◆ **Extracted data**:

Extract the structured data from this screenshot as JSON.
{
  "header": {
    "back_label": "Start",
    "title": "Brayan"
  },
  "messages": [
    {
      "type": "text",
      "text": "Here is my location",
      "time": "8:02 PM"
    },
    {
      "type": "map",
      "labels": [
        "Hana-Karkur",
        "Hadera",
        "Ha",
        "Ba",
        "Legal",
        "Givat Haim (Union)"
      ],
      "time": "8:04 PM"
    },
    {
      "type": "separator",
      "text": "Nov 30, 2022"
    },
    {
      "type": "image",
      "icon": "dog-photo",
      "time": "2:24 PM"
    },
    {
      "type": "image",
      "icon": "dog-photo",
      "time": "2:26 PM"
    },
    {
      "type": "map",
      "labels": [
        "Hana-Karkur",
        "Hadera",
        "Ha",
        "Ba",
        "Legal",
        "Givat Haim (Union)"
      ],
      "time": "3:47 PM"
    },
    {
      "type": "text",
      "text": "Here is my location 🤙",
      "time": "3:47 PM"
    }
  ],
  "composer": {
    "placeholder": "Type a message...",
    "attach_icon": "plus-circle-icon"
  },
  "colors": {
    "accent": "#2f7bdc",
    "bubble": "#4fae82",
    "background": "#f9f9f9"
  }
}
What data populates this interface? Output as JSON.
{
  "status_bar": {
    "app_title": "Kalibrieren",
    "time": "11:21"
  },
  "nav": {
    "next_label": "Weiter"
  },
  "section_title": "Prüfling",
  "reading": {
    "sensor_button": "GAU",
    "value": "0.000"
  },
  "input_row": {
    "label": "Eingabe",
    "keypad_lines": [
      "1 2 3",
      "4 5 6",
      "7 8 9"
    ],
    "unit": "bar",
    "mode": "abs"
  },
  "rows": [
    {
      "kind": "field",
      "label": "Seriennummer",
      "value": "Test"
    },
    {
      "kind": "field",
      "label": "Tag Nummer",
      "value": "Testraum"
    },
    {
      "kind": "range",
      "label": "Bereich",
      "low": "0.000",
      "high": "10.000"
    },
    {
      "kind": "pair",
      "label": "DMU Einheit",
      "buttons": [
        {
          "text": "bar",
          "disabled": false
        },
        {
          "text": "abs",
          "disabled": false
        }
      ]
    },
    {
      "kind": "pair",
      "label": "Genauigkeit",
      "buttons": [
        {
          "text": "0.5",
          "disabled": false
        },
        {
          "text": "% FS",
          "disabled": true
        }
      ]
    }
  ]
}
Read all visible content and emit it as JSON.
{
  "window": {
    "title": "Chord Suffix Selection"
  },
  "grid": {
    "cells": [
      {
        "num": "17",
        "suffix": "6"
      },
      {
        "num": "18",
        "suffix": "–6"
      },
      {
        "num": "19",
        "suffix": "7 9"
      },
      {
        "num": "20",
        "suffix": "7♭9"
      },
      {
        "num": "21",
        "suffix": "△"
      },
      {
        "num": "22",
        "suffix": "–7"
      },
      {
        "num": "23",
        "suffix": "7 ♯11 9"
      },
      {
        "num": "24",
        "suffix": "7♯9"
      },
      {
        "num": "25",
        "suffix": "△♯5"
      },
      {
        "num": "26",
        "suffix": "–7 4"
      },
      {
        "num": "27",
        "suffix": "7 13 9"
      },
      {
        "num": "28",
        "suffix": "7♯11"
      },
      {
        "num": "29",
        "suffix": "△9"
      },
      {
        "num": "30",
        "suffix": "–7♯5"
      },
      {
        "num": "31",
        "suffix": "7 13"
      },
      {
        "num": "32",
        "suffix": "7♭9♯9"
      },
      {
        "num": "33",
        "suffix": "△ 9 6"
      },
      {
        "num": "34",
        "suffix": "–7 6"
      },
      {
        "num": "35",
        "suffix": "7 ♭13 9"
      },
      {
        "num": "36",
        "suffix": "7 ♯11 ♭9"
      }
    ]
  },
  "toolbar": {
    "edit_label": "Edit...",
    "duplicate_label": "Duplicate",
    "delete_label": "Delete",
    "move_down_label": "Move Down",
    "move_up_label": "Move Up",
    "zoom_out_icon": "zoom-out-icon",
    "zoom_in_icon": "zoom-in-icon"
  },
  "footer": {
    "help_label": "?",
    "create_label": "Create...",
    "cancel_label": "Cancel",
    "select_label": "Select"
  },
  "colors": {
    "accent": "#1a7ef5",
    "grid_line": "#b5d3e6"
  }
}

◆ **What is required**: The records above need to be transcribed in full. Keep every character unchanged.

◆ **Task response**:
Extract the structured data from this screenshot as JSON.
{
  "header": {
    "back_label": "Start",
    "title": "Brayan"
  },
  "messages": [
    {
      "type": "text",
      "text": "Here is my location",
      "time": "8:02 PM"
    },
    {
      "type": "map",
      "labels": [
        "Hana-Karkur",
        "Hadera",
        "Ha",
        "Ba",
        "Legal",
        "Givat Haim (Union)"
      ],
      "time": "8:04 PM"
    },
    {
      "type": "separator",
      "text": "Nov 30, 2022"
    },
    {
      "type": "image",
      "icon": "dog-photo",
      "time": "2:24 PM"
    },
    {
      "type": "image",
      "icon": "dog-photo",
      "time": "2:26 PM"
    },
    {
      "type": "map",
      "labels": [
        "Hana-Karkur",
        "Hadera",
        "Ha",
        "Ba",
        "Legal",
        "Givat Haim (Union)"
      ],
      "time": "3:47 PM"
    },
    {
      "type": "text",
      "text": "Here is my location 🤙",
      "time": "3:47 PM"
    }
  ],
  "composer": {
    "placeholder": "Type a message...",
    "attach_icon": "plus-circle-icon"
  },
  "colors": {
    "accent": "#2f7bdc",
    "bubble": "#4fae82",
    "background": "#f9f9f9"
  }
}
What data populates this interface? Output as JSON.
{
  "status_bar": {
    "app_title": "Kalibrieren",
    "time": "11:21"
  },
  "nav": {
    "next_label": "Weiter"
  },
  "section_title": "Prüfling",
  "reading": {
    "sensor_button": "GAU",
    "value": "0.000"
  },
  "input_row": {
    "label": "Eingabe",
    "keypad_lines": [
      "1 2 3",
      "4 5 6",
      "7 8 9"
    ],
    "unit": "bar",
    "mode": "abs"
  },
  "rows": [
    {
      "kind": "field",
      "label": "Seriennummer",
      "value": "Test"
    },
    {
      "kind": "field",
      "label": "Tag Nummer",
      "value": "Testraum"
    },
    {
      "kind": "range",
      "label": "Bereich",
      "low": "0.000",
      "high": "10.000"
    },
    {
      "kind": "pair",
      "label": "DMU Einheit",
      "buttons": [
        {
          "text": "bar",
          "disabled": false
        },
        {
          "text": "abs",
          "disabled": false
        }
      ]
    },
    {
      "kind": "pair",
      "label": "Genauigkeit",
      "buttons": [
        {
          "text": "0.5",
          "disabled": false
        },
        {
          "text": "% FS",
          "disabled": true
        }
      ]
    }
  ]
}
Read all visible content and emit it as JSON.
{
  "window": {
    "title": "Chord Suffix Selection"
  },
  "grid": {
    "cells": [
      {
        "num": "17",
        "suffix": "6"
      },
      {
        "num": "18",
        "suffix": "–6"
      },
      {
        "num": "19",
        "suffix": "7 9"
      },
      {
        "num": "20",
        "suffix": "7♭9"
      },
      {
        "num": "21",
        "suffix": "△"
      },
      {
        "num": "22",
        "suffix": "–7"
      },
      {
        "num": "23",
        "suffix": "7 ♯11 9"
      },
      {
        "num": "24",
        "suffix": "7♯9"
      },
      {
        "num": "25",
        "suffix": "△♯5"
      },
      {
        "num": "26",
        "suffix": "–7 4"
      },
      {
        "num": "27",
        "suffix": "7 13 9"
      },
      {
        "num": "28",
        "suffix": "7♯11"
      },
      {
        "num": "29",
        "suffix": "△9"
      },
      {
        "num": "30",
        "suffix": "–7♯5"
      },
      {
        "num": "31",
        "suffix": "7 13"
      },
      {
        "num": "32",
        "suffix": "7♭9♯9"
      },
      {
        "num": "33",
        "suffix": "△ 9 6"
      },
      {
        "num": "34",
        "suffix": "–7 6"
      },
      {
        "num": "35",
        "suffix": "7 ♭13 9"
      },
      {
        "num": "36",
        "suffix": "7 ♯11 ♭9"
      }
    ]
  },
  "toolbar": {
    "edit_label": "Edit...",
    "duplicate_label": "Duplicate",
    "delete_label": "Delete",
    "move_down_label": "Move Down",
    "move_up_label": "Move Up",
    "zoom_out_icon": "zoom-out-icon",
    "zoom_in_icon": "zoom-in-icon"
  },
  "footer": {
    "help_label": "?",
    "create_label": "Create...",
    "cancel_label": "Cancel",
    "select_label": "Select"
  },
  "colors": {
    "accent": "#1a7ef5",
    "grid_line": "#b5d3e6"
  }
}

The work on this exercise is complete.